= DATA EXCERPTS =

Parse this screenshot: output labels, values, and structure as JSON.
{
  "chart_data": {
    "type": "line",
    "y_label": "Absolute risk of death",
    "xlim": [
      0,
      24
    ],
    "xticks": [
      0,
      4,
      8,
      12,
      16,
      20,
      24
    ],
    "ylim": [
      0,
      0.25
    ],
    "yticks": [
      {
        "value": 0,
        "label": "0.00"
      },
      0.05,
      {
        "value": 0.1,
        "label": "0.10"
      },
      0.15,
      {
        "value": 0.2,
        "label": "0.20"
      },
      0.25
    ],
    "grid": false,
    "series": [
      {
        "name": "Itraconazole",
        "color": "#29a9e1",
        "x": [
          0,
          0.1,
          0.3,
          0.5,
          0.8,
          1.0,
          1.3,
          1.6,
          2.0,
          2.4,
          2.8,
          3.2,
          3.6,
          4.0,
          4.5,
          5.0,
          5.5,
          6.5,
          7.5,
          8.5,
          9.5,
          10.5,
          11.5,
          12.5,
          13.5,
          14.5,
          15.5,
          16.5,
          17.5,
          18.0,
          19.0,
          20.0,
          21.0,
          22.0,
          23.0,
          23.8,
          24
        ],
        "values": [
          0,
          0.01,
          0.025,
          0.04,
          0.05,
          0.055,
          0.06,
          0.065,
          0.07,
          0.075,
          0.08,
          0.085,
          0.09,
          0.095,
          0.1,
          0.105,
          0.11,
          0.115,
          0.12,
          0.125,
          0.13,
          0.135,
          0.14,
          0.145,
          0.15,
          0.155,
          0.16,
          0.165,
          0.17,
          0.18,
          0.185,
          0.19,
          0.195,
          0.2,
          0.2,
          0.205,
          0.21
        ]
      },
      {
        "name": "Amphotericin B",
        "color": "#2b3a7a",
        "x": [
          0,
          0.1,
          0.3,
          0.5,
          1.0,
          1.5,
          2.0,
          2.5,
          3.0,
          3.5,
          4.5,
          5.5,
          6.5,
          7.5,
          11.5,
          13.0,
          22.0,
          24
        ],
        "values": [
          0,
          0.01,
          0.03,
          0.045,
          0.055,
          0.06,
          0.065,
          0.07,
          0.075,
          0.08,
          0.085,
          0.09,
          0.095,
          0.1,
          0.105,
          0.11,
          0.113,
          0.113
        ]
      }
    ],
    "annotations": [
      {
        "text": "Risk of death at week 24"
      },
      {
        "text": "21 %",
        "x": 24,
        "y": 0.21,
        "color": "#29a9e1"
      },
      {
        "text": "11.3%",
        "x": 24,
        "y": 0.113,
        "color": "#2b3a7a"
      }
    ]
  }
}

= WHAT YOU HAVE TO DO =
Copy out the lines in which the string "name" appears.

= THE RESULT =
        "name": "Itraconazole",
        "name": "Amphotericin B",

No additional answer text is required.